Problem to solve:
Beginning at the line that contains "Give me the", reproduce every line to the end of the material without changing any of them.

*** Supplied entries

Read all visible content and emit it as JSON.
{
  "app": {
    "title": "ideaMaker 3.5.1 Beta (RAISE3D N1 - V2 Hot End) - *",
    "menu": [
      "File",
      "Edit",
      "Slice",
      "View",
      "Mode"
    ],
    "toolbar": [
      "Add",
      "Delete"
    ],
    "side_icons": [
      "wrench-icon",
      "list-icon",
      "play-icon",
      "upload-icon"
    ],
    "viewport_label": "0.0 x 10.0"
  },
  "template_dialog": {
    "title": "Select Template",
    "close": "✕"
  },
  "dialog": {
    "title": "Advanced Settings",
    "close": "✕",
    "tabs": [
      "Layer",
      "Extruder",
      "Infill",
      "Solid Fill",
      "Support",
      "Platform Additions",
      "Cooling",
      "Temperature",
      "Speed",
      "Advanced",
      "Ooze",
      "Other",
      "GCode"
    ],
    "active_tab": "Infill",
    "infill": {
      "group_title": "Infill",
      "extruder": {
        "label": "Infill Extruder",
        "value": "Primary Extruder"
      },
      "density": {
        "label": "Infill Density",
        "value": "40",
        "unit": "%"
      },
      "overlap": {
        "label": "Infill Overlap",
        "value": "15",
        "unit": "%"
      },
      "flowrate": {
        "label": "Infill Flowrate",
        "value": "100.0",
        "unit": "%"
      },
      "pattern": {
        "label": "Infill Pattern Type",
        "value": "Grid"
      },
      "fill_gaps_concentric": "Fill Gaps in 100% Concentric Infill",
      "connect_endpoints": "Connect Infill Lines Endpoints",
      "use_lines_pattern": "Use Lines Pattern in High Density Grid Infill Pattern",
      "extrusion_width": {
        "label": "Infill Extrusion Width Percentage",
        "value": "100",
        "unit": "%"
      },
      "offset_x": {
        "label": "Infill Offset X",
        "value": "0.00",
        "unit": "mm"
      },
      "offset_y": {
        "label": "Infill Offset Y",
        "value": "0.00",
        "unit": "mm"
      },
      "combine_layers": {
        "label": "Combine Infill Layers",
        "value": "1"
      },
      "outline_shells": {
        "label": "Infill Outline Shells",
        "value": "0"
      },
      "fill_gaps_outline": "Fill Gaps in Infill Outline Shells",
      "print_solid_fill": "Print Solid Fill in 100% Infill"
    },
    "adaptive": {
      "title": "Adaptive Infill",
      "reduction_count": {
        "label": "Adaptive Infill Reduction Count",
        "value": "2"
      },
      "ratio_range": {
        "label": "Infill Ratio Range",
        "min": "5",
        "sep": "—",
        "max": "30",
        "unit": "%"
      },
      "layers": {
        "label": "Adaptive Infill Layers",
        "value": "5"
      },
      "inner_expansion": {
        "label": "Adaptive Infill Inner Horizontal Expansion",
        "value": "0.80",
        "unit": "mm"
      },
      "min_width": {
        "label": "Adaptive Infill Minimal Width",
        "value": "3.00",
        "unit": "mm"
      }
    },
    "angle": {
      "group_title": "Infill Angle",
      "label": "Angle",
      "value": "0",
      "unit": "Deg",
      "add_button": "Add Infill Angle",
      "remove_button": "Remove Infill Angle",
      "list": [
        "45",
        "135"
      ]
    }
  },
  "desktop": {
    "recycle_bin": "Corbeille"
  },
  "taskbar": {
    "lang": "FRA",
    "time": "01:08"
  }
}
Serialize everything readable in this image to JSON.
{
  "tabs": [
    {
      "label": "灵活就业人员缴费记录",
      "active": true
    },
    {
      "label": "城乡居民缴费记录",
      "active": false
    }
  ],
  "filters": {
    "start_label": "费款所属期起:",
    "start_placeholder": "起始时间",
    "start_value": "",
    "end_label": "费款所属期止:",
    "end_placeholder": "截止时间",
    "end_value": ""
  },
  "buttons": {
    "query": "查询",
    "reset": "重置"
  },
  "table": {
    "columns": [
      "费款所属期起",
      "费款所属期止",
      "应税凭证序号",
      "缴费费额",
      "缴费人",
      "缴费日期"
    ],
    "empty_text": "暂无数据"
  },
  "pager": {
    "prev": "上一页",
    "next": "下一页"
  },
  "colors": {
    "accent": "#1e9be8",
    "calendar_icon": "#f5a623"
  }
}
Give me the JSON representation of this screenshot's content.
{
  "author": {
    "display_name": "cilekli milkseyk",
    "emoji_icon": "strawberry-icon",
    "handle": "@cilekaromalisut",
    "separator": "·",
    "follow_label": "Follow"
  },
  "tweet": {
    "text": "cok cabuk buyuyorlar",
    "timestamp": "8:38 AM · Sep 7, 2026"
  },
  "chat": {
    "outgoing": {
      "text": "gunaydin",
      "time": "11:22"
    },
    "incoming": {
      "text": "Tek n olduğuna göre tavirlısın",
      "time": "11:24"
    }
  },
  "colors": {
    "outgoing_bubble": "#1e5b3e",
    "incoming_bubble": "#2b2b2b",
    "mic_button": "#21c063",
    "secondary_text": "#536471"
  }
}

******

The completed task:
Give me the JSON representation of this screenshot's content.
{
  "author": {
    "display_name": "cilekli milkseyk",
    "emoji_icon": "strawberry-icon",
    "handle": "@cilekaromalisut",
    "separator": "·",
    "follow_label": "Follow"
  },
  "tweet": {
    "text": "cok cabuk buyuyorlar",
    "timestamp": "8:38 AM · Sep 7, 2026"
  },
  "chat": {
    "outgoing": {
      "text": "gunaydin",
      "time": "11:22"
    },
    "incoming": {
      "text": "Tek n olduğuna göre tavirlısın",
      "time": "11:24"
    }
  },
  "colors": {
    "outgoing_bubble": "#1e5b3e",
    "incoming_bubble": "#2b2b2b",
    "mic_button": "#21c063",
    "secondary_text": "#536471"
  }
}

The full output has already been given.